WHAT THE TASK ASKS:
Search the listing below for the string "type" and copy every line where it occurs.

PROVIDED MATERIAL:
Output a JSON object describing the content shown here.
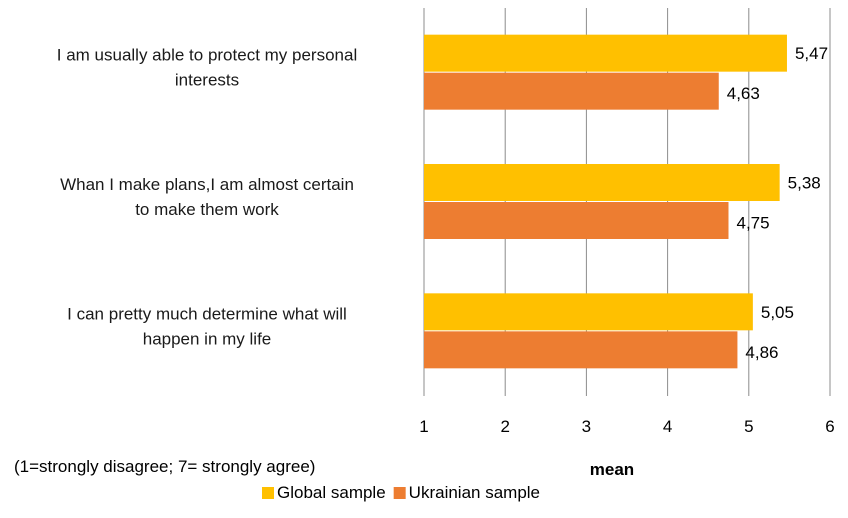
{
  "chart_data": {
    "type": "bar",
    "orientation": "horizontal",
    "categories": [
      [
        "I am usually able to protect my personal",
        "interests"
      ],
      [
        "Whan I make plans,I am almost certain",
        "to make them work"
      ],
      [
        "I can pretty much determine what will",
        "happen in my life"
      ]
    ],
    "series": [
      {
        "name": "Global sample",
        "color": "#ffc000",
        "values": [
          5.47,
          5.38,
          5.05
        ],
        "labels": [
          "5,47",
          "5,38",
          "5,05"
        ]
      },
      {
        "name": "Ukrainian sample",
        "color": "#ed7d31",
        "values": [
          4.63,
          4.75,
          4.86
        ],
        "labels": [
          "4,63",
          "4,75",
          "4,86"
        ]
      }
    ],
    "xlim": [
      1,
      6
    ],
    "xticks": [
      "1",
      "2",
      "3",
      "4",
      "5",
      "6"
    ],
    "xlabel": "mean",
    "note": "(1=strongly disagree; 7= strongly agree)",
    "grid": true,
    "legend": "bottom-center",
    "gridline_color": "#8c8c8c"
  }
}
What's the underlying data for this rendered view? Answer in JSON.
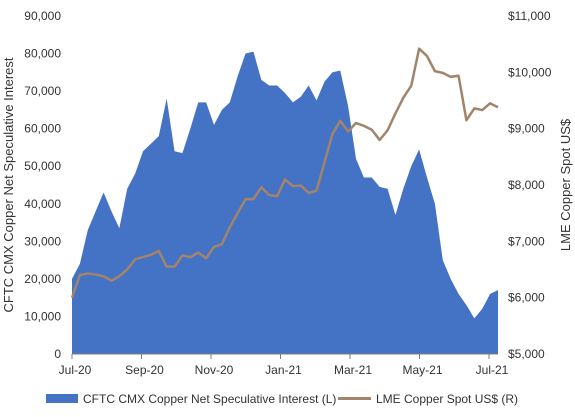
{
  "chart_data": {
    "type": "area",
    "x_tick_labels": [
      "Jul-20",
      "Sep-20",
      "Nov-20",
      "Jan-21",
      "Mar-21",
      "May-21",
      "Jul-21"
    ],
    "y_left": {
      "label": "CFTC CMX Copper Net Speculative Interest",
      "range": [
        0,
        90000
      ],
      "ticks": [
        "0",
        "10,000",
        "20,000",
        "30,000",
        "40,000",
        "50,000",
        "60,000",
        "70,000",
        "80,000",
        "90,000"
      ]
    },
    "y_right": {
      "label": "LME Copper Spot US$",
      "range": [
        5000,
        11000
      ],
      "ticks": [
        "$5,000",
        "$6,000",
        "$7,000",
        "$8,000",
        "$9,000",
        "$10,000",
        "$11,000"
      ]
    },
    "colors": {
      "area": "#4472C4",
      "line": "#A1846A"
    },
    "series": [
      {
        "name": "CFTC CMX Copper Net Speculative Interest (L)",
        "type": "area",
        "axis": "left",
        "values": [
          20000,
          24000,
          33000,
          38000,
          43000,
          38000,
          33500,
          44000,
          48000,
          54000,
          56000,
          58000,
          68000,
          54000,
          53500,
          60000,
          67000,
          67000,
          61000,
          65000,
          67000,
          74000,
          80000,
          80500,
          73000,
          71500,
          71500,
          69500,
          67000,
          68500,
          71500,
          67500,
          72500,
          75000,
          75500,
          66000,
          52000,
          47000,
          47000,
          44500,
          44000,
          37000,
          44000,
          50000,
          54500,
          47000,
          40000,
          25000,
          20000,
          16000,
          13000,
          9500,
          12000,
          16000,
          17000
        ]
      },
      {
        "name": "LME Copper Spot US$ (R)",
        "type": "line",
        "axis": "right",
        "values": [
          6000,
          6400,
          6430,
          6410,
          6380,
          6300,
          6380,
          6500,
          6680,
          6720,
          6760,
          6830,
          6550,
          6550,
          6750,
          6720,
          6800,
          6700,
          6900,
          6950,
          7250,
          7500,
          7750,
          7750,
          7960,
          7820,
          7800,
          8100,
          7980,
          7990,
          7860,
          7900,
          8400,
          8900,
          9140,
          8950,
          9100,
          9050,
          8980,
          8800,
          8970,
          9270,
          9550,
          9760,
          10420,
          10290,
          10020,
          9990,
          9920,
          9940,
          9150,
          9360,
          9330,
          9450,
          9380
        ]
      }
    ],
    "legend_position": "bottom",
    "grid": false
  }
}
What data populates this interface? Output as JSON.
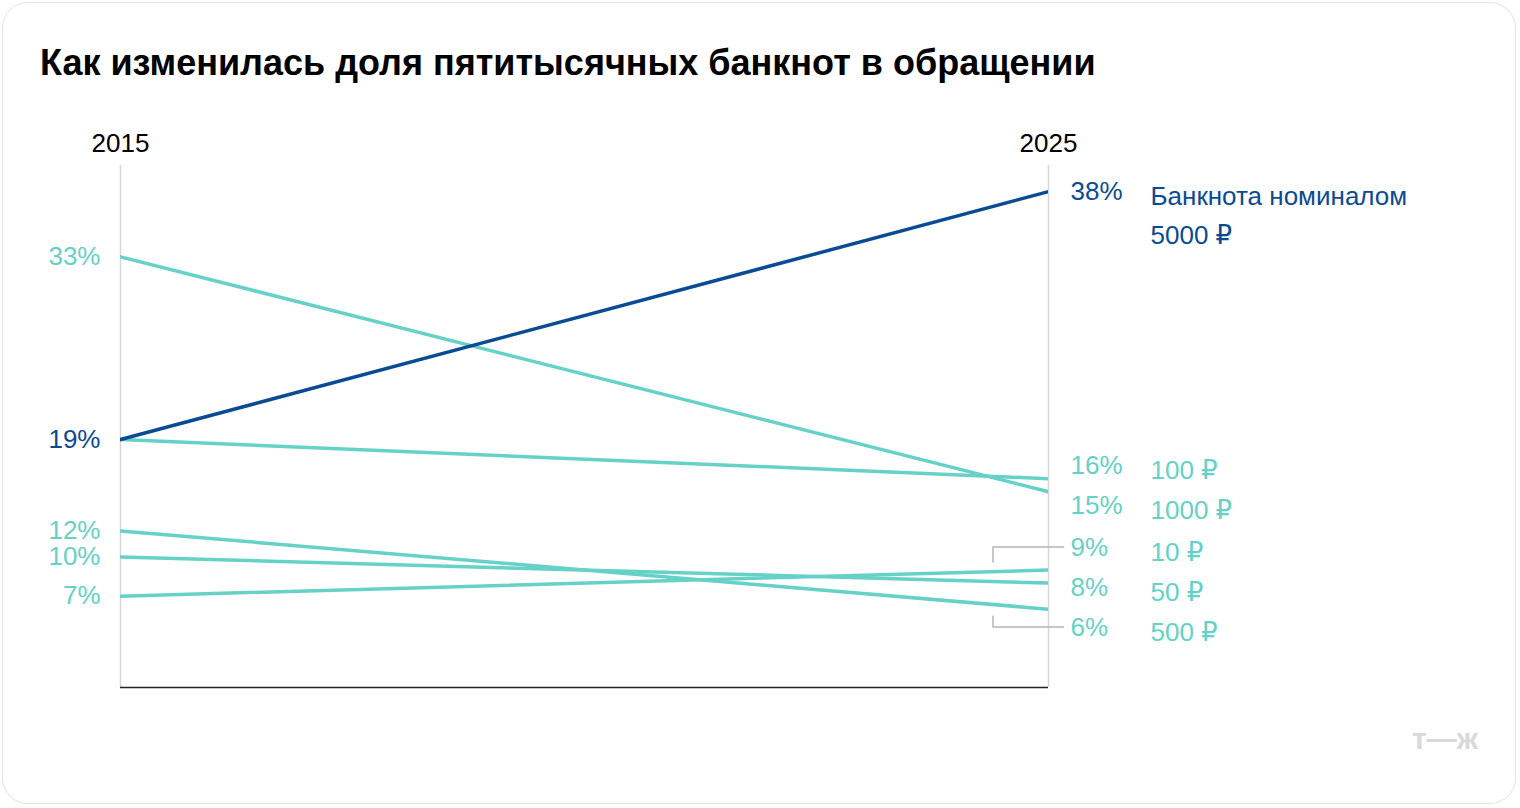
{
  "chart_data": {
    "type": "line",
    "title": "Как изменилась доля пятитысячных банкнот в обращении",
    "x": [
      2015,
      2025
    ],
    "xlim": [
      2015,
      2025
    ],
    "xticks": [
      2015,
      2025
    ],
    "ylim": [
      0,
      40
    ],
    "grid": true,
    "tick_labels": "x",
    "data_labels": true,
    "series": [
      {
        "name": "Банкнота номиналом\n5000 ₽",
        "color": "#0b4b93",
        "values": [
          19,
          38
        ],
        "value_labels": [
          "19%",
          "38%"
        ]
      },
      {
        "name": "100 ₽",
        "color": "#66d1c7",
        "values": [
          19,
          16
        ],
        "value_labels": [
          null,
          "16%"
        ]
      },
      {
        "name": "1000 ₽",
        "color": "#66d1c7",
        "values": [
          33,
          15
        ],
        "value_labels": [
          "33%",
          "15%"
        ]
      },
      {
        "name": "10 ₽",
        "color": "#66d1c7",
        "values": [
          7,
          9
        ],
        "value_labels": [
          "7%",
          "9%"
        ]
      },
      {
        "name": "50 ₽",
        "color": "#66d1c7",
        "values": [
          10,
          8
        ],
        "value_labels": [
          "10%",
          "8%"
        ]
      },
      {
        "name": "500 ₽",
        "color": "#66d1c7",
        "values": [
          12,
          6
        ],
        "value_labels": [
          "12%",
          "6%"
        ]
      }
    ],
    "watermark": "т—ж"
  }
}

OUTPUT OF THE EXERCISE:
    "type": "bar",
    "type": "area",
        "type": "area",
        "type": "line",
    "type": "line",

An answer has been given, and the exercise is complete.